*Stated problem:* Copy every record below exactly as written, but leave out the pictures.

Collected data
........
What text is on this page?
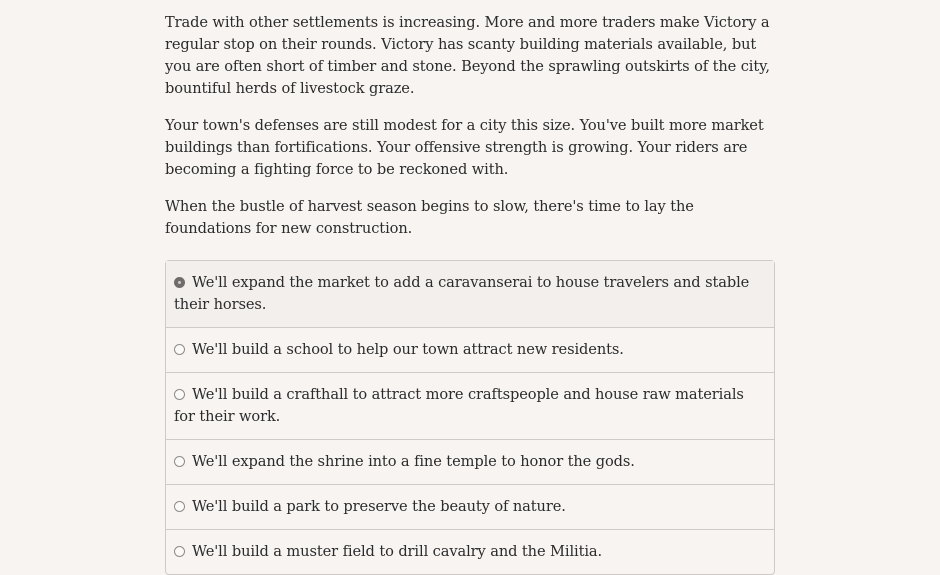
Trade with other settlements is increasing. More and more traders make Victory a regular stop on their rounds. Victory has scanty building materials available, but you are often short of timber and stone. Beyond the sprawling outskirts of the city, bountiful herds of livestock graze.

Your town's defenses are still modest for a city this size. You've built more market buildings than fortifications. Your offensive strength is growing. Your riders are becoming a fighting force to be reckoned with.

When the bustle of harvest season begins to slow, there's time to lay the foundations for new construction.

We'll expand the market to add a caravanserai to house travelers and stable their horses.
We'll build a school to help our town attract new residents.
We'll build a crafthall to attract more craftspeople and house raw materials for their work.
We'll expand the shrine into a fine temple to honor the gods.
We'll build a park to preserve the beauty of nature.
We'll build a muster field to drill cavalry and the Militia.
........
*Completed exercise:*
What text is on this page?
Trade with other settlements is increasing. More and more traders make Victory a regular stop on their rounds. Victory has scanty building materials available, but you are often short of timber and stone. Beyond the sprawling outskirts of the city, bountiful herds of livestock graze.

Your town's defenses are still modest for a city this size. You've built more market buildings than fortifications. Your offensive strength is growing. Your riders are becoming a fighting force to be reckoned with.

When the bustle of harvest season begins to slow, there's time to lay the foundations for new construction.

We'll expand the market to add a caravanserai to house travelers and stable their horses.
We'll build a school to help our town attract new residents.
We'll build a crafthall to attract more craftspeople and house raw materials for their work.
We'll expand the shrine into a fine temple to honor the gods.
We'll build a park to preserve the beauty of nature.
We'll build a muster field to drill cavalry and the Militia.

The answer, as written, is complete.